Recast every line of the records below as a JSON list of strings, one string per line, leaving out blank lines.

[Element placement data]
-*-

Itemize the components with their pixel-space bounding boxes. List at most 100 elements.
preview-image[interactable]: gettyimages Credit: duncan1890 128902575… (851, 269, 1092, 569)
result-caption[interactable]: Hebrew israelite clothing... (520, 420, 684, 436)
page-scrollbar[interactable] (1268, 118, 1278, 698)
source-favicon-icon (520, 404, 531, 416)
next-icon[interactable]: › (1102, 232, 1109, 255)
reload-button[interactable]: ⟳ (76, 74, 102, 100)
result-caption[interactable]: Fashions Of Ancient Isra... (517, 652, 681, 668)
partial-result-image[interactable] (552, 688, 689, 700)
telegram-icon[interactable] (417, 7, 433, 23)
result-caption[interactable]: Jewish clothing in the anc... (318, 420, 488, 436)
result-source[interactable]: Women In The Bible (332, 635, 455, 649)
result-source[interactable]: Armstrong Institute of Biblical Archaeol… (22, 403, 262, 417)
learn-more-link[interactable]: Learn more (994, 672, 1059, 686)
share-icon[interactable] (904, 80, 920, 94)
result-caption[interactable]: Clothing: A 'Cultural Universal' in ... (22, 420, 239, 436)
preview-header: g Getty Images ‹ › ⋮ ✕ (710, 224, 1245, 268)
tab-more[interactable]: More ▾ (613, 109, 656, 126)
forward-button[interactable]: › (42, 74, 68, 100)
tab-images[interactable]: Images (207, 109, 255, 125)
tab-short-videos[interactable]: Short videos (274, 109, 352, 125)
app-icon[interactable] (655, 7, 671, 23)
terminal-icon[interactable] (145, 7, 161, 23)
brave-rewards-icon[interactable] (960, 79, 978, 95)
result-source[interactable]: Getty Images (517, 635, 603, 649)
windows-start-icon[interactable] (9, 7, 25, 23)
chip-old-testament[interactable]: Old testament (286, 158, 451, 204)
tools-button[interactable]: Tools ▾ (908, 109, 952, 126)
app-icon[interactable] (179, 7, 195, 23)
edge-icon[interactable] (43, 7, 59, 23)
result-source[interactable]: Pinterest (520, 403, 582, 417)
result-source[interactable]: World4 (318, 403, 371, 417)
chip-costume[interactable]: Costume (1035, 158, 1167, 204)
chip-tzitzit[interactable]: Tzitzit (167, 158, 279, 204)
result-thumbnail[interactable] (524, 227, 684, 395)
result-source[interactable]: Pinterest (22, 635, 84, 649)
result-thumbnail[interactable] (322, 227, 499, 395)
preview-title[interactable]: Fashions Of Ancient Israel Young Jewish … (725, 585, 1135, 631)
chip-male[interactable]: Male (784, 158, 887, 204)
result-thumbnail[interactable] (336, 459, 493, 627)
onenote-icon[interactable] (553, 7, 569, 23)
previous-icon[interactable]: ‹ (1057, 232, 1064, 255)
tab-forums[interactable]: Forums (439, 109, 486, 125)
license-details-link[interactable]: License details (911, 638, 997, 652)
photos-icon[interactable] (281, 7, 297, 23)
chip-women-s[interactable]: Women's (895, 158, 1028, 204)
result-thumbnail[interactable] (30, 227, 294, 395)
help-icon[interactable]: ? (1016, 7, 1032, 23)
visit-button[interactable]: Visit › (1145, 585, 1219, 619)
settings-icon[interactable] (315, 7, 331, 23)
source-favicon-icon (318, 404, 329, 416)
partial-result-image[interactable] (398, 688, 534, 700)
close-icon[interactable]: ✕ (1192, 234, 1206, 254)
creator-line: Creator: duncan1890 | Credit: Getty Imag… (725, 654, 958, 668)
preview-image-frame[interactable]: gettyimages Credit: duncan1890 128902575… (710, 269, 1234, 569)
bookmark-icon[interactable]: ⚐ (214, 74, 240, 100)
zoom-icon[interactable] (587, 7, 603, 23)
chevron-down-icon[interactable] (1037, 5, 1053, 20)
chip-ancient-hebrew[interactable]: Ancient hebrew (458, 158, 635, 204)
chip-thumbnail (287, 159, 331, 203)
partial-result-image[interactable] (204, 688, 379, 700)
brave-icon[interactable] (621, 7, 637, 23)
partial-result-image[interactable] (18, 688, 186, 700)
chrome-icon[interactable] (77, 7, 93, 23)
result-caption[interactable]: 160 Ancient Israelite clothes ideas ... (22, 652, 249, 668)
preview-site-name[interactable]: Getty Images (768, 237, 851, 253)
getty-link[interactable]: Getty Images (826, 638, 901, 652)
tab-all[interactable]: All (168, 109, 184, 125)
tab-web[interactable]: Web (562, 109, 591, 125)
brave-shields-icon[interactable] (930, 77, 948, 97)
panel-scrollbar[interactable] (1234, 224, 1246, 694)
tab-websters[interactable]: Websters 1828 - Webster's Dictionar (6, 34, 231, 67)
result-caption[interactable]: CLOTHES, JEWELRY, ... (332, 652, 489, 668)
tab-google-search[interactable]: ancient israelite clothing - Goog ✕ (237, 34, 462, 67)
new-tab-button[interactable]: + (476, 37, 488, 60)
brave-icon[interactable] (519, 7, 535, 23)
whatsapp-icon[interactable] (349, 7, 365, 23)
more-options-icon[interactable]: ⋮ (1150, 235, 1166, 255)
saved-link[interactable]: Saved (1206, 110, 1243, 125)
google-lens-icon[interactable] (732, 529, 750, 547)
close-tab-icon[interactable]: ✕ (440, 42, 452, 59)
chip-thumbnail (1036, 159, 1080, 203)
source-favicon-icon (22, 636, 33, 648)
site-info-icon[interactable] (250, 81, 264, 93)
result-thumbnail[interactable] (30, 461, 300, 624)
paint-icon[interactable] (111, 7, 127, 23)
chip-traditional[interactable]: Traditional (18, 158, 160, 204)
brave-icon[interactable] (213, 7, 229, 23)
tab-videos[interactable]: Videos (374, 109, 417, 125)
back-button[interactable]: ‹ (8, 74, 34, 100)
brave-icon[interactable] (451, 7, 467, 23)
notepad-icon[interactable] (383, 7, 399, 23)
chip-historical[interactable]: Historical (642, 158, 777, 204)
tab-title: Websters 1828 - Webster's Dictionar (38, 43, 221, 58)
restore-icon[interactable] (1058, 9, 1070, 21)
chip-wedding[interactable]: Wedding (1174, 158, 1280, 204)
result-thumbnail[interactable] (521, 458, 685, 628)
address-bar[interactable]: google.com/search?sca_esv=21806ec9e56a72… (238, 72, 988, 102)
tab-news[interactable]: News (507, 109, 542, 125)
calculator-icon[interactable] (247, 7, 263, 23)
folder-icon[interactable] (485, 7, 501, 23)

-*-

● ANSWER TO THE EXERCISE
[
  "Itemize the components with their pixel-space bounding boxes. List at most 100 elements.",
  "preview-image[interactable]: gettyimages Credit: duncan1890 128902575… (851, 269, 1092, 569)",
  "result-caption[interactable]: Hebrew israelite clothing... (520, 420, 684, 436)",
  "page-scrollbar[interactable] (1268, 118, 1278, 698)",
  "source-favicon-icon (520, 404, 531, 416)",
  "next-icon[interactable]: › (1102, 232, 1109, 255)",
  "reload-button[interactable]: ⟳ (76, 74, 102, 100)",
  "result-caption[interactable]: Fashions Of Ancient Isra... (517, 652, 681, 668)",
  "partial-result-image[interactable] (552, 688, 689, 700)",
  "telegram-icon[interactable] (417, 7, 433, 23)",
  "result-caption[interactable]: Jewish clothing in the anc... (318, 420, 488, 436)",
  "result-source[interactable]: Women In The Bible (332, 635, 455, 649)",
  "result-source[interactable]: Armstrong Institute of Biblical Archaeol… (22, 403, 262, 417)",
  "learn-more-link[interactable]: Learn more (994, 672, 1059, 686)",
  "share-icon[interactable] (904, 80, 920, 94)",
  "result-caption[interactable]: Clothing: A 'Cultural Universal' in ... (22, 420, 239, 436)",
  "preview-header: g Getty Images ‹ › ⋮ ✕ (710, 224, 1245, 268)",
  "tab-more[interactable]: More ▾ (613, 109, 656, 126)",
  "forward-button[interactable]: › (42, 74, 68, 100)",
  "tab-images[interactable]: Images (207, 109, 255, 125)",
  "tab-short-videos[interactable]: Short videos (274, 109, 352, 125)",
  "app-icon[interactable] (655, 7, 671, 23)",
  "terminal-icon[interactable] (145, 7, 161, 23)",
  "brave-rewards-icon[interactable] (960, 79, 978, 95)",
  "result-source[interactable]: Getty Images (517, 635, 603, 649)",
  "windows-start-icon[interactable] (9, 7, 25, 23)",
  "chip-old-testament[interactable]: Old testament (286, 158, 451, 204)",
  "tools-button[interactable]: Tools ▾ (908, 109, 952, 126)",
  "app-icon[interactable] (179, 7, 195, 23)",
  "edge-icon[interactable] (43, 7, 59, 23)",
  "result-source[interactable]: Pinterest (520, 403, 582, 417)",
  "result-source[interactable]: World4 (318, 403, 371, 417)",
  "chip-costume[interactable]: Costume (1035, 158, 1167, 204)",
  "chip-tzitzit[interactable]: Tzitzit (167, 158, 279, 204)",
  "result-thumbnail[interactable] (524, 227, 684, 395)",
  "result-source[interactable]: Pinterest (22, 635, 84, 649)",
  "result-thumbnail[interactable] (322, 227, 499, 395)",
  "preview-title[interactable]: Fashions Of Ancient Israel Young Jewish … (725, 585, 1135, 631)",
  "chip-male[interactable]: Male (784, 158, 887, 204)",
  "result-thumbnail[interactable] (336, 459, 493, 627)",
  "onenote-icon[interactable] (553, 7, 569, 23)",
  "previous-icon[interactable]: ‹ (1057, 232, 1064, 255)",
  "tab-forums[interactable]: Forums (439, 109, 486, 125)",
  "license-details-link[interactable]: License details (911, 638, 997, 652)",
  "photos-icon[interactable] (281, 7, 297, 23)",
  "chip-women-s[interactable]: Women's (895, 158, 1028, 204)",
  "result-thumbnail[interactable] (30, 227, 294, 395)",
  "help-icon[interactable]: ? (1016, 7, 1032, 23)",
  "visit-button[interactable]: Visit › (1145, 585, 1219, 619)",
  "settings-icon[interactable] (315, 7, 331, 23)",
  "source-favicon-icon (318, 404, 329, 416)",
  "partial-result-image[interactable] (398, 688, 534, 700)",
  "close-icon[interactable]: ✕ (1192, 234, 1206, 254)",
  "creator-line: Creator: duncan1890 | Credit: Getty Imag… (725, 654, 958, 668)",
  "preview-image-frame[interactable]: gettyimages Credit: duncan1890 128902575… (710, 269, 1234, 569)",
  "bookmark-icon[interactable]: ⚐ (214, 74, 240, 100)",
  "zoom-icon[interactable] (587, 7, 603, 23)",
  "chevron-down-icon[interactable] (1037, 5, 1053, 20)",
  "chip-ancient-hebrew[interactable]: Ancient hebrew (458, 158, 635, 204)",
  "chip-thumbnail (287, 159, 331, 203)",
  "partial-result-image[interactable] (204, 688, 379, 700)",
  "brave-icon[interactable] (621, 7, 637, 23)",
  "partial-result-image[interactable] (18, 688, 186, 700)",
  "chrome-icon[interactable] (77, 7, 93, 23)",
  "result-caption[interactable]: 160 Ancient Israelite clothes ideas ... (22, 652, 249, 668)",
  "preview-site-name[interactable]: Getty Images (768, 237, 851, 253)",
  "getty-link[interactable]: Getty Images (826, 638, 901, 652)",
  "tab-all[interactable]: All (168, 109, 184, 125)",
  "tab-web[interactable]: Web (562, 109, 591, 125)",
  "brave-shields-icon[interactable] (930, 77, 948, 97)",
  "panel-scrollbar[interactable] (1234, 224, 1246, 694)",
  "tab-websters[interactable]: Websters 1828 - Webster's Dictionar (6, 34, 231, 67)",
  "result-caption[interactable]: CLOTHES, JEWELRY, ... (332, 652, 489, 668)",
  "tab-google-search[interactable]: ancient israelite clothing - Goog ✕ (237, 34, 462, 67)",
  "new-tab-button[interactable]: + (476, 37, 488, 60)",
  "brave-icon[interactable] (519, 7, 535, 23)",
  "whatsapp-icon[interactable] (349, 7, 365, 23)",
  "more-options-icon[interactable]: ⋮ (1150, 235, 1166, 255)",
  "saved-link[interactable]: Saved (1206, 110, 1243, 125)",
  "google-lens-icon[interactable] (732, 529, 750, 547)",
  "close-tab-icon[interactable]: ✕ (440, 42, 452, 59)",
  "chip-thumbnail (1036, 159, 1080, 203)",
  "source-favicon-icon (22, 636, 33, 648)",
  "site-info-icon[interactable] (250, 81, 264, 93)",
  "result-thumbnail[interactable] (30, 461, 300, 624)",
  "paint-icon[interactable] (111, 7, 127, 23)",
  "chip-traditional[interactable]: Traditional (18, 158, 160, 204)",
  "brave-icon[interactable] (213, 7, 229, 23)",
  "tab-videos[interactable]: Videos (374, 109, 417, 125)",
  "back-button[interactable]: ‹ (8, 74, 34, 100)",
  "brave-icon[interactable] (451, 7, 467, 23)",
  "notepad-icon[interactable] (383, 7, 399, 23)",
  "chip-historical[interactable]: Historical (642, 158, 777, 204)",
  "tab-title: Websters 1828 - Webster's Dictionar (38, 43, 221, 58)",
  "restore-icon[interactable] (1058, 9, 1070, 21)",
  "chip-wedding[interactable]: Wedding (1174, 158, 1280, 204)",
  "result-thumbnail[interactable] (521, 458, 685, 628)",
  "address-bar[interactable]: google.com/search?sca_esv=21806ec9e56a72… (238, 72, 988, 102)",
  "tab-news[interactable]: News (507, 109, 542, 125)",
  "calculator-icon[interactable] (247, 7, 263, 23)",
  "folder-icon[interactable] (485, 7, 501, 23)"
]